→ Task
Note each line of the listing that contains the string "gegen", and copy it.

→ Given records
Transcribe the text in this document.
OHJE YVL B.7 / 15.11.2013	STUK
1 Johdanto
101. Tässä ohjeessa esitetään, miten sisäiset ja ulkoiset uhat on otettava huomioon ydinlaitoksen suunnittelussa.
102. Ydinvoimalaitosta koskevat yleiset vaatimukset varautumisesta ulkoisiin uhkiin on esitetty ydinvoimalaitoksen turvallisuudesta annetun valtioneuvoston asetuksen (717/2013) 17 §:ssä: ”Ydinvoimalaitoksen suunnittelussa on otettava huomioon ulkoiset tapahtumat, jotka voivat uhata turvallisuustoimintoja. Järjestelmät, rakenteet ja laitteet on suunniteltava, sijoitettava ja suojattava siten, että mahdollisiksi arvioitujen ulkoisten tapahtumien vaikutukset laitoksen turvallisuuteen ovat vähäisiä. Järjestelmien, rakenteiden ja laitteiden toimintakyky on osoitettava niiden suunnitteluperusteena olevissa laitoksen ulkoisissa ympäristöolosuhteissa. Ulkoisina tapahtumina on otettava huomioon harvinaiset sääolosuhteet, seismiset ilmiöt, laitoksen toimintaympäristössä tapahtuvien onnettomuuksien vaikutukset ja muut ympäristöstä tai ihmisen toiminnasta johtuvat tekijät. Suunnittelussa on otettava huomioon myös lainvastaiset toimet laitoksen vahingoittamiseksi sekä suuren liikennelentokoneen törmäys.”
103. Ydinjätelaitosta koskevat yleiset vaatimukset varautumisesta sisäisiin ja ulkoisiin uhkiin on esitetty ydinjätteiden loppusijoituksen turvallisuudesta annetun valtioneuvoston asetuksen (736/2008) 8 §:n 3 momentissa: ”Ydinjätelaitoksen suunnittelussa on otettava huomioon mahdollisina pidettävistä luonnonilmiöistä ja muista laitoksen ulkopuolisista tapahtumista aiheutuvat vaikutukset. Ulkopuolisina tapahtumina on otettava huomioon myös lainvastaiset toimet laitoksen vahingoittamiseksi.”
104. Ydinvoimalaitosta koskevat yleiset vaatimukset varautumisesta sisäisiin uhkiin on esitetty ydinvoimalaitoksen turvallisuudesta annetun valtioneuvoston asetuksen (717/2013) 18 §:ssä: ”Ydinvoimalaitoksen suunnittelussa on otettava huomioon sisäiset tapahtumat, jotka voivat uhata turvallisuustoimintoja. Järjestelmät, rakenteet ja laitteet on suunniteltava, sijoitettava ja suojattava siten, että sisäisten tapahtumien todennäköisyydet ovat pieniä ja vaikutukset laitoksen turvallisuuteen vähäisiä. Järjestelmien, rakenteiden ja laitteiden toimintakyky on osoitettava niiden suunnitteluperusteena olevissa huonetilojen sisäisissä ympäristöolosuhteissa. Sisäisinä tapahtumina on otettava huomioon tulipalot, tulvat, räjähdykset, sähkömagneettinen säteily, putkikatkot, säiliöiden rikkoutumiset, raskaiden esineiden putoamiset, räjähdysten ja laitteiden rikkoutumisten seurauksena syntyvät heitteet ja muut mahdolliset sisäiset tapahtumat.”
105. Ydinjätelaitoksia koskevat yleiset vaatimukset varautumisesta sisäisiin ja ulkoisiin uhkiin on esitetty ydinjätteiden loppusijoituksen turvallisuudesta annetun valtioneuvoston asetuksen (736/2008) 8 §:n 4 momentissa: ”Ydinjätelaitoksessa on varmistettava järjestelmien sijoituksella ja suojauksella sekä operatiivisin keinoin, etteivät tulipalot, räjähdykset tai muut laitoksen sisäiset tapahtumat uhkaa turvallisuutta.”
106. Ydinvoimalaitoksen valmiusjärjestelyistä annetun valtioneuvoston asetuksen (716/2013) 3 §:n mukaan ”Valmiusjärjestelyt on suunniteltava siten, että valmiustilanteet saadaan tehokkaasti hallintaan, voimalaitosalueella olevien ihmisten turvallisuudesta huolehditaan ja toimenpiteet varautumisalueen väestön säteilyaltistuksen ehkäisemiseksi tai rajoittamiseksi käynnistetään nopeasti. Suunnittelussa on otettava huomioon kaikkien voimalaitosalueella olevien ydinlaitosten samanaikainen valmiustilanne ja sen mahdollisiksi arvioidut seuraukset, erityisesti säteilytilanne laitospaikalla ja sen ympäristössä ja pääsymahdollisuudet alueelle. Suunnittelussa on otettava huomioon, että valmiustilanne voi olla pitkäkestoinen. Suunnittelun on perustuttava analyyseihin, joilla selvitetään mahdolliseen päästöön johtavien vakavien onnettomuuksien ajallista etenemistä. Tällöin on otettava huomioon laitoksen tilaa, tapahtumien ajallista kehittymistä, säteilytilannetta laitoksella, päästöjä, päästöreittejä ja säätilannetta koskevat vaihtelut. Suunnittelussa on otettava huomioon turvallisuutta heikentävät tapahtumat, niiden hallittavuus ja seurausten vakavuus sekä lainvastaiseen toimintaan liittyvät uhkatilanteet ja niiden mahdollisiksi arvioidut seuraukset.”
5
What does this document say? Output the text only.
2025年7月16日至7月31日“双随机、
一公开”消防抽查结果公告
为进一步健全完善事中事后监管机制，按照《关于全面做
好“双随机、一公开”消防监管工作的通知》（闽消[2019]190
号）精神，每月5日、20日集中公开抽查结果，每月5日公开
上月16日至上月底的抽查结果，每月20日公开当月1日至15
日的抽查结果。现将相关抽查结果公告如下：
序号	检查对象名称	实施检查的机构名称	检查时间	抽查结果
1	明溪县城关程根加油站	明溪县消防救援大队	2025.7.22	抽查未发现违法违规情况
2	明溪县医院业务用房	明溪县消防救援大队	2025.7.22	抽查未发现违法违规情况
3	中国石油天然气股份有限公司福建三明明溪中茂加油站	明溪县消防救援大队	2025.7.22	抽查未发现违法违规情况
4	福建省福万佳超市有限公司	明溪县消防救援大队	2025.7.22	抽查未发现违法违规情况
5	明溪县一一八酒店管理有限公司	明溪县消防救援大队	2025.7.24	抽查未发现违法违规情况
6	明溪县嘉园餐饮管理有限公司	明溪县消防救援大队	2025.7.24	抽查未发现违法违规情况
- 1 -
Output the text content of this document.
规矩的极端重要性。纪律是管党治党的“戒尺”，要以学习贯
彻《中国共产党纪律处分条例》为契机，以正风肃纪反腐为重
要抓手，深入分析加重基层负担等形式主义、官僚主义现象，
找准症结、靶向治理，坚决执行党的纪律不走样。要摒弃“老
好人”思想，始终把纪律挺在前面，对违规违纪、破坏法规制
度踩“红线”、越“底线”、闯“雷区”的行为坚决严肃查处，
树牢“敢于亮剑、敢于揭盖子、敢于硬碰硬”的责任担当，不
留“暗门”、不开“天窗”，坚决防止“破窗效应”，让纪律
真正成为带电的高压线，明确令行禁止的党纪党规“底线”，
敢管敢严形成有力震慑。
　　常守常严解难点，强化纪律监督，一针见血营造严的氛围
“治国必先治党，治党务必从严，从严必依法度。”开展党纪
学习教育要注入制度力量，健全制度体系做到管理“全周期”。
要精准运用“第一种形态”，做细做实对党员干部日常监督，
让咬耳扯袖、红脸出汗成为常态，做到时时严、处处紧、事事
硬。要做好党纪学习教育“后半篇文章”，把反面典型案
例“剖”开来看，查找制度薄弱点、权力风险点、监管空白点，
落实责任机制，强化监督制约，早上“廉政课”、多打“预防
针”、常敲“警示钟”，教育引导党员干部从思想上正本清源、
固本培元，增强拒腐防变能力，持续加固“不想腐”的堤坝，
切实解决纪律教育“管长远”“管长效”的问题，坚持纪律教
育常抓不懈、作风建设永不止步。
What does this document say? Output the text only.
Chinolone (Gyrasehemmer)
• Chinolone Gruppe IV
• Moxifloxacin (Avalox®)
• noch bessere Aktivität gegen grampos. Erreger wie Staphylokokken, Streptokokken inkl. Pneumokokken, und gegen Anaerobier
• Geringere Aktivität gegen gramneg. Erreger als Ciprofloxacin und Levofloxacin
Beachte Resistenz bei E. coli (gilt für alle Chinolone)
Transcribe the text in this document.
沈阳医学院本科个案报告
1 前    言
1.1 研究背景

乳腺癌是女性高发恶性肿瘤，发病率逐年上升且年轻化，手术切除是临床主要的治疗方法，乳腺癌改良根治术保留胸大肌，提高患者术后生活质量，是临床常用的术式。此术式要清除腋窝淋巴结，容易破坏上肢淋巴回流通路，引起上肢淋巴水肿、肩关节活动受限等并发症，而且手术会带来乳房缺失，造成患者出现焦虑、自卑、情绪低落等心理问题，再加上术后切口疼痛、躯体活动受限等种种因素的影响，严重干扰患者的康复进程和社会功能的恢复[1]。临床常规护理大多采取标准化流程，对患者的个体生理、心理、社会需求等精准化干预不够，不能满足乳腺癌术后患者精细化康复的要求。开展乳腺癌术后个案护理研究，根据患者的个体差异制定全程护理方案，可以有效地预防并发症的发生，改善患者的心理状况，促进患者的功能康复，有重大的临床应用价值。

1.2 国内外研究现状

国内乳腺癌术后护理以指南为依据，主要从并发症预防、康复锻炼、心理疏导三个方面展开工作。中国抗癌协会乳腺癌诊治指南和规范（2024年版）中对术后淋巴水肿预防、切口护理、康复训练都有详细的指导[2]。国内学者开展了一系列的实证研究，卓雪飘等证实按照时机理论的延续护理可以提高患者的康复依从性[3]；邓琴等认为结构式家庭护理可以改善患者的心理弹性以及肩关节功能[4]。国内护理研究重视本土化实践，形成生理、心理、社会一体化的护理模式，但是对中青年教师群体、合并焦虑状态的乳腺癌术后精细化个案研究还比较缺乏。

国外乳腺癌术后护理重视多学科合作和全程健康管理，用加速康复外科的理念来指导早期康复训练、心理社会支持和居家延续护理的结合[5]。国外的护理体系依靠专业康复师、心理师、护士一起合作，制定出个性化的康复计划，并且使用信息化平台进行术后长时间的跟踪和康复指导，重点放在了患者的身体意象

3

→ Solution to this task
• noch bessere Aktivität gegen grampos. Erreger wie Staphylokokken, Streptokokken inkl. Pneumokokken, und gegen Anaerobier
• Geringere Aktivität gegen gramneg. Erreger als Ciprofloxacin und Levofloxacin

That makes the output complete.